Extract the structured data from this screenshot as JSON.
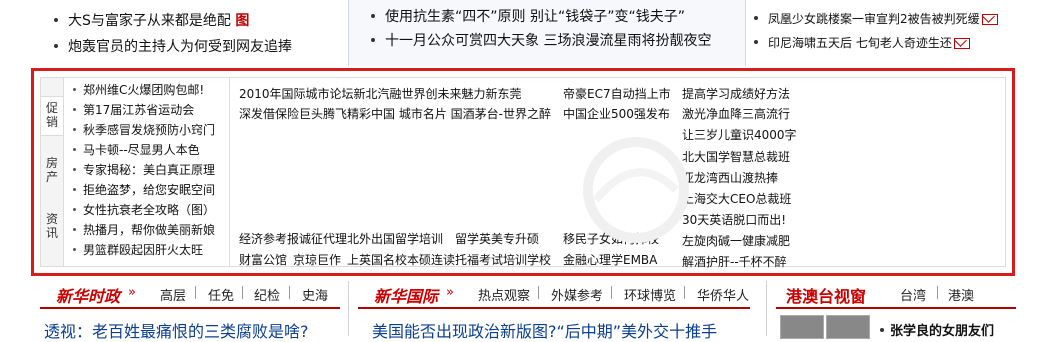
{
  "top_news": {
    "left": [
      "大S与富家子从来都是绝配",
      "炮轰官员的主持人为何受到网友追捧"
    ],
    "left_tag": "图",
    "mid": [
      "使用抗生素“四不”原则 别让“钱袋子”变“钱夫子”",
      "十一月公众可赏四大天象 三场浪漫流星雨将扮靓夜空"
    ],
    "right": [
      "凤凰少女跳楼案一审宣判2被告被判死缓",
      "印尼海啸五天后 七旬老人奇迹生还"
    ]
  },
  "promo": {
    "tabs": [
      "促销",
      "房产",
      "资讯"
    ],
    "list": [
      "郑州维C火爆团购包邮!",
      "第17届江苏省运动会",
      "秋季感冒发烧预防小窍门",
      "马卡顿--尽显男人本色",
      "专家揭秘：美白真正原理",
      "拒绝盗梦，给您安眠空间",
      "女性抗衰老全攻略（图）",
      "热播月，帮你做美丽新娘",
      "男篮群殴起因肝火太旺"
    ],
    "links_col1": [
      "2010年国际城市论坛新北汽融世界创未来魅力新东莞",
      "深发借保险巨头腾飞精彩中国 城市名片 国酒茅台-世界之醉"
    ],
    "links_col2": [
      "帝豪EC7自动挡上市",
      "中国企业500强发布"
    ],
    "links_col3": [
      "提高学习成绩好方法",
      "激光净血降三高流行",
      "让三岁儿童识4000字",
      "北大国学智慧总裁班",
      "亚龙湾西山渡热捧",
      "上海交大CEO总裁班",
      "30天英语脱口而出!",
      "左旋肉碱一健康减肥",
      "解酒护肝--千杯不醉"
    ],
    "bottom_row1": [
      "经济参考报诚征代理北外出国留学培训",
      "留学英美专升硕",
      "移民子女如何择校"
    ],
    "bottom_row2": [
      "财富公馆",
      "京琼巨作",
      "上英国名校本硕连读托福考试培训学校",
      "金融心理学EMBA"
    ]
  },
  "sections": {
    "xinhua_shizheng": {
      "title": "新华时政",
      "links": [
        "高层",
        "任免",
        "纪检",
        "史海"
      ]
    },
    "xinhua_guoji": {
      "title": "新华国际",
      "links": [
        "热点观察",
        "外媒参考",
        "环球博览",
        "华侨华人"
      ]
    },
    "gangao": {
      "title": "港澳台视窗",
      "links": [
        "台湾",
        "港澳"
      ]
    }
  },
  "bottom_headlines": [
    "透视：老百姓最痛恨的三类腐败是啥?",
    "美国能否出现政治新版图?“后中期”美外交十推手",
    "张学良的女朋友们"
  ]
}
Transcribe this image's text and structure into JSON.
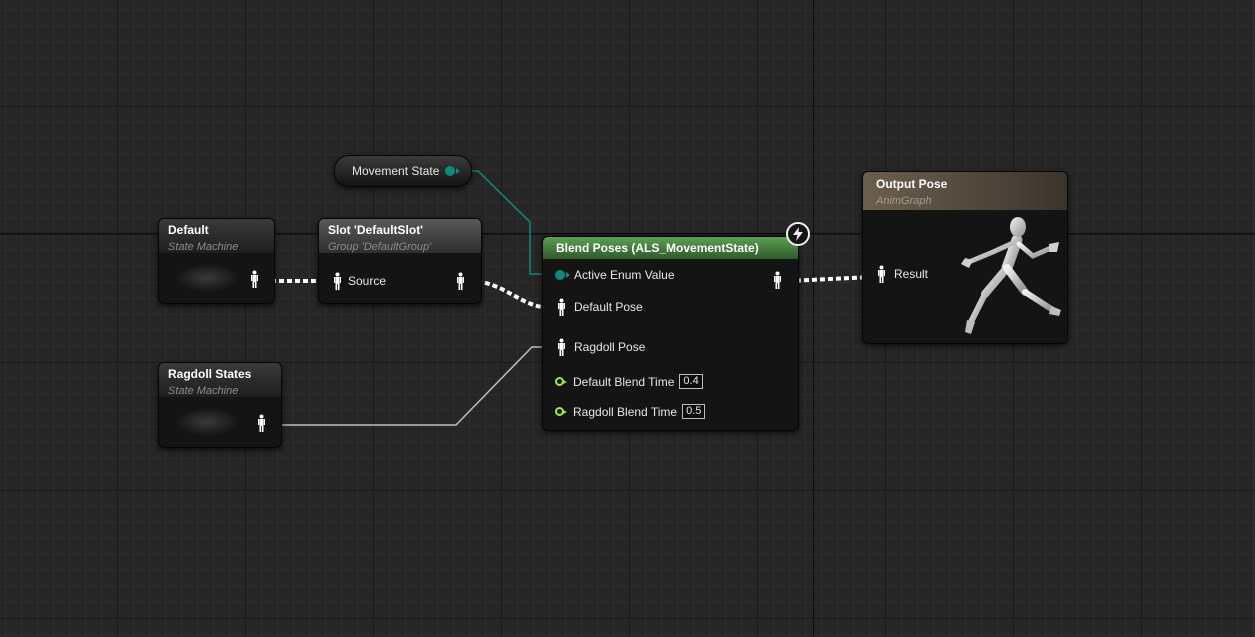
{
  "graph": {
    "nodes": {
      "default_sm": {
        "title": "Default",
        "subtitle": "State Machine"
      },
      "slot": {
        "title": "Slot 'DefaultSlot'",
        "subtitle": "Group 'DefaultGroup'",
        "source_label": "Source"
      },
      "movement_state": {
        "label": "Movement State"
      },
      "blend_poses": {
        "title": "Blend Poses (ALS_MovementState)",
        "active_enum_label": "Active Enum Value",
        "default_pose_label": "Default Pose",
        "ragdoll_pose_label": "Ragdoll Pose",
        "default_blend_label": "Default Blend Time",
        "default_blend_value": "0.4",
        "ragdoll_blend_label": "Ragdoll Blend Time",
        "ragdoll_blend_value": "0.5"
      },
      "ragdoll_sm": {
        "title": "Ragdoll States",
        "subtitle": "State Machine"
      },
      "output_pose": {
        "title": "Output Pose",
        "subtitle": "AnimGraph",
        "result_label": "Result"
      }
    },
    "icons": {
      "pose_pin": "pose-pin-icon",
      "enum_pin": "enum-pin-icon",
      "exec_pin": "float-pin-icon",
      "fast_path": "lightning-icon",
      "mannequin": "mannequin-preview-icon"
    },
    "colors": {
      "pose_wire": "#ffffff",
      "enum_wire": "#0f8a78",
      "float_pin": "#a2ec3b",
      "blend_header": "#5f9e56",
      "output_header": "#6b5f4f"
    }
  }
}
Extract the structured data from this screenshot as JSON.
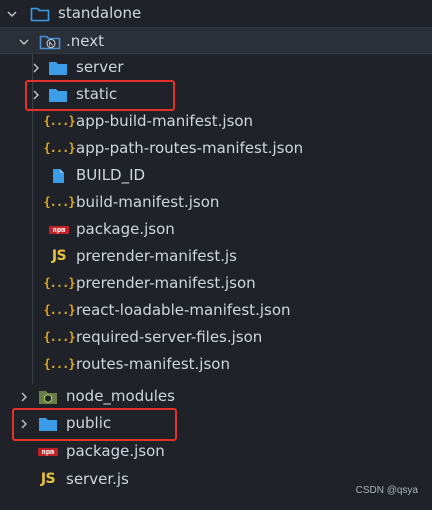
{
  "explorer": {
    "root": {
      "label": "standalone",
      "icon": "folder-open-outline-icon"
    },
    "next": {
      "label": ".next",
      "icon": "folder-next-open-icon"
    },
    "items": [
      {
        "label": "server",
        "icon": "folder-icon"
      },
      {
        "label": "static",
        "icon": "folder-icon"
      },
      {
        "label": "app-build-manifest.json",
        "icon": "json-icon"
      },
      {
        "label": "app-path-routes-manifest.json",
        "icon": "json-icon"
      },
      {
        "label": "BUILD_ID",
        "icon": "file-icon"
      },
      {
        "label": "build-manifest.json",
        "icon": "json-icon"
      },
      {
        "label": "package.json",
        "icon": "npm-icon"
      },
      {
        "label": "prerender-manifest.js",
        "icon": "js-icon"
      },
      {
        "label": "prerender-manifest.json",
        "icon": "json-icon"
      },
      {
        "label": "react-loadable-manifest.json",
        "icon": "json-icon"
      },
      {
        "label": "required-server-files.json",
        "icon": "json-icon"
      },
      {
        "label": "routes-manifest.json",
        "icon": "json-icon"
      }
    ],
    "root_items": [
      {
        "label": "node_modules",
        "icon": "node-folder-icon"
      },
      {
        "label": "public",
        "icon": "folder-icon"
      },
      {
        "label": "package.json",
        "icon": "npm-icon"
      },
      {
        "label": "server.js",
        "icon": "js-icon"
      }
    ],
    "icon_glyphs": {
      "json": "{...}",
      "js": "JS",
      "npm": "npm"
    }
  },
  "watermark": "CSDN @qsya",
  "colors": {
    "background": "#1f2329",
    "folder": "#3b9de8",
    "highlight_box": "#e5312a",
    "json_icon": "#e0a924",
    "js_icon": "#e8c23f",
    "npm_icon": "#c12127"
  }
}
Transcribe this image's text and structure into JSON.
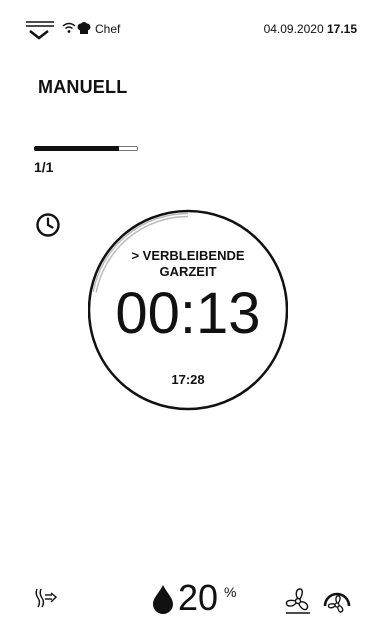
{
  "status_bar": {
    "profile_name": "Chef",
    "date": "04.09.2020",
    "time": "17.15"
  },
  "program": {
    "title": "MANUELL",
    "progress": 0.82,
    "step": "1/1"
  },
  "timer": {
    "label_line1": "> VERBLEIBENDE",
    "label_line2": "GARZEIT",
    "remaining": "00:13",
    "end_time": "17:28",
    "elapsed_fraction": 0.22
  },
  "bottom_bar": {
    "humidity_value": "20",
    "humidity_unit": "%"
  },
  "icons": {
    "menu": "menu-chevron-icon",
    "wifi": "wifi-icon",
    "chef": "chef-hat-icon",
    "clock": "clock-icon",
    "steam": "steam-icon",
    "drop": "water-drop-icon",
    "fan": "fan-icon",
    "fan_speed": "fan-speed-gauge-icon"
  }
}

What is required.
Omit the pictures and give the material again, exactly and in full.

Solved exercise.
Extract the structured data from this screenshot as JSON.
{
  "top_news": {
    "left": [
      "大S与富家子从来都是绝配",
      "炮轰官员的主持人为何受到网友追捧"
    ],
    "left_tag": "图",
    "mid": [
      "使用抗生素“四不”原则 别让“钱袋子”变“钱夫子”",
      "十一月公众可赏四大天象 三场浪漫流星雨将扮靓夜空"
    ],
    "right": [
      "凤凰少女跳楼案一审宣判2被告被判死缓",
      "印尼海啸五天后 七旬老人奇迹生还"
    ]
  },
  "promo": {
    "tabs": [
      "促销",
      "房产",
      "资讯"
    ],
    "list": [
      "郑州维C火爆团购包邮!",
      "第17届江苏省运动会",
      "秋季感冒发烧预防小窍门",
      "马卡顿--尽显男人本色",
      "专家揭秘：美白真正原理",
      "拒绝盗梦，给您安眠空间",
      "女性抗衰老全攻略（图）",
      "热播月，帮你做美丽新娘",
      "男篮群殴起因肝火太旺"
    ],
    "links_col1": [
      "2010年国际城市论坛新北汽融世界创未来魅力新东莞",
      "深发借保险巨头腾飞精彩中国 城市名片 国酒茅台-世界之醉"
    ],
    "links_col2": [
      "帝豪EC7自动挡上市",
      "中国企业500强发布"
    ],
    "links_col3": [
      "提高学习成绩好方法",
      "激光净血降三高流行",
      "让三岁儿童识4000字",
      "北大国学智慧总裁班",
      "亚龙湾西山渡热捧",
      "上海交大CEO总裁班",
      "30天英语脱口而出!",
      "左旋肉碱一健康减肥",
      "解酒护肝--千杯不醉"
    ],
    "bottom_row1": [
      "经济参考报诚征代理北外出国留学培训",
      "留学英美专升硕",
      "移民子女如何择校"
    ],
    "bottom_row2": [
      "财富公馆",
      "京琼巨作",
      "上英国名校本硕连读托福考试培训学校",
      "金融心理学EMBA"
    ]
  },
  "sections": {
    "xinhua_shizheng": {
      "title": "新华时政",
      "links": [
        "高层",
        "任免",
        "纪检",
        "史海"
      ]
    },
    "xinhua_guoji": {
      "title": "新华国际",
      "links": [
        "热点观察",
        "外媒参考",
        "环球博览",
        "华侨华人"
      ]
    },
    "gangao": {
      "title": "港澳台视窗",
      "links": [
        "台湾",
        "港澳"
      ]
    }
  },
  "bottom_headlines": [
    "透视：老百姓最痛恨的三类腐败是啥?",
    "美国能否出现政治新版图?“后中期”美外交十推手",
    "张学良的女朋友们"
  ]
}
Transcribe this image's text and structure into JSON.
{
  "graph": {
    "nodes": {
      "default_sm": {
        "title": "Default",
        "subtitle": "State Machine"
      },
      "slot": {
        "title": "Slot 'DefaultSlot'",
        "subtitle": "Group 'DefaultGroup'",
        "source_label": "Source"
      },
      "movement_state": {
        "label": "Movement State"
      },
      "blend_poses": {
        "title": "Blend Poses (ALS_MovementState)",
        "active_enum_label": "Active Enum Value",
        "default_pose_label": "Default Pose",
        "ragdoll_pose_label": "Ragdoll Pose",
        "default_blend_label": "Default Blend Time",
        "default_blend_value": "0.4",
        "ragdoll_blend_label": "Ragdoll Blend Time",
        "ragdoll_blend_value": "0.5"
      },
      "ragdoll_sm": {
        "title": "Ragdoll States",
        "subtitle": "State Machine"
      },
      "output_pose": {
        "title": "Output Pose",
        "subtitle": "AnimGraph",
        "result_label": "Result"
      }
    },
    "icons": {
      "pose_pin": "pose-pin-icon",
      "enum_pin": "enum-pin-icon",
      "exec_pin": "float-pin-icon",
      "fast_path": "lightning-icon",
      "mannequin": "mannequin-preview-icon"
    },
    "colors": {
      "pose_wire": "#ffffff",
      "enum_wire": "#0f8a78",
      "float_pin": "#a2ec3b",
      "blend_header": "#5f9e56",
      "output_header": "#6b5f4f"
    }
  }
}
Extract the structured data from this screenshot as JSON.
{
  "explorer": {
    "root": {
      "label": "standalone",
      "icon": "folder-open-outline-icon"
    },
    "next": {
      "label": ".next",
      "icon": "folder-next-open-icon"
    },
    "items": [
      {
        "label": "server",
        "icon": "folder-icon"
      },
      {
        "label": "static",
        "icon": "folder-icon"
      },
      {
        "label": "app-build-manifest.json",
        "icon": "json-icon"
      },
      {
        "label": "app-path-routes-manifest.json",
        "icon": "json-icon"
      },
      {
        "label": "BUILD_ID",
        "icon": "file-icon"
      },
      {
        "label": "build-manifest.json",
        "icon": "json-icon"
      },
      {
        "label": "package.json",
        "icon": "npm-icon"
      },
      {
        "label": "prerender-manifest.js",
        "icon": "js-icon"
      },
      {
        "label": "prerender-manifest.json",
        "icon": "json-icon"
      },
      {
        "label": "react-loadable-manifest.json",
        "icon": "json-icon"
      },
      {
        "label": "required-server-files.json",
        "icon": "json-icon"
      },
      {
        "label": "routes-manifest.json",
        "icon": "json-icon"
      }
    ],
    "root_items": [
      {
        "label": "node_modules",
        "icon": "node-folder-icon"
      },
      {
        "label": "public",
        "icon": "folder-icon"
      },
      {
        "label": "package.json",
        "icon": "npm-icon"
      },
      {
        "label": "server.js",
        "icon": "js-icon"
      }
    ],
    "icon_glyphs": {
      "json": "{...}",
      "js": "JS",
      "npm": "npm"
    }
  },
  "watermark": "CSDN @qsya",
  "colors": {
    "background": "#1f2329",
    "folder": "#3b9de8",
    "highlight_box": "#e5312a",
    "json_icon": "#e0a924",
    "js_icon": "#e8c23f",
    "npm_icon": "#c12127"
  }
}
Transcribe this image's text and structure into JSON.
{
  "status_bar": {
    "profile_name": "Chef",
    "date": "04.09.2020",
    "time": "17.15"
  },
  "program": {
    "title": "MANUELL",
    "progress": 0.82,
    "step": "1/1"
  },
  "timer": {
    "label_line1": "> VERBLEIBENDE",
    "label_line2": "GARZEIT",
    "remaining": "00:13",
    "end_time": "17:28",
    "elapsed_fraction": 0.22
  },
  "bottom_bar": {
    "humidity_value": "20",
    "humidity_unit": "%"
  },
  "icons": {
    "menu": "menu-chevron-icon",
    "wifi": "wifi-icon",
    "chef": "chef-hat-icon",
    "clock": "clock-icon",
    "steam": "steam-icon",
    "drop": "water-drop-icon",
    "fan": "fan-icon",
    "fan_speed": "fan-speed-gauge-icon"
  }
}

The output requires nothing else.